*Instructions for the task*.
Gather up every line from the entries below that uses the word "this".

*Provided data*.
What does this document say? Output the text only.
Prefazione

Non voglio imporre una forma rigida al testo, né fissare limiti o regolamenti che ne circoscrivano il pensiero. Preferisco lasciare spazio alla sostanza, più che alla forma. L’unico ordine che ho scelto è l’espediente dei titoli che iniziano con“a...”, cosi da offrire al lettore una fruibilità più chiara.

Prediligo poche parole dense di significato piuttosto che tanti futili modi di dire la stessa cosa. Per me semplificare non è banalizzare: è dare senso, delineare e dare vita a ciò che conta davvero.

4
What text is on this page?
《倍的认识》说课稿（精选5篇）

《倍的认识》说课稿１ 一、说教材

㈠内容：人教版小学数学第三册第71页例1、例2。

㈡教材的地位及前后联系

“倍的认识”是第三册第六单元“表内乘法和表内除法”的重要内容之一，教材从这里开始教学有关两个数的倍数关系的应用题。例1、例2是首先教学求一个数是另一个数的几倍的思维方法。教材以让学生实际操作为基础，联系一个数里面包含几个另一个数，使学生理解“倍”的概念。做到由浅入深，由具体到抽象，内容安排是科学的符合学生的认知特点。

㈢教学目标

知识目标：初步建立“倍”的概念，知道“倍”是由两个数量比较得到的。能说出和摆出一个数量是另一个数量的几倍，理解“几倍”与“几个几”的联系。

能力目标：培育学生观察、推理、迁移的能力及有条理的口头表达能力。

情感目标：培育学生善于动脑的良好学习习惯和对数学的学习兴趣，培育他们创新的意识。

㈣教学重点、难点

*Written answer*.
What does this document say? Output the text only.
What text is on this page?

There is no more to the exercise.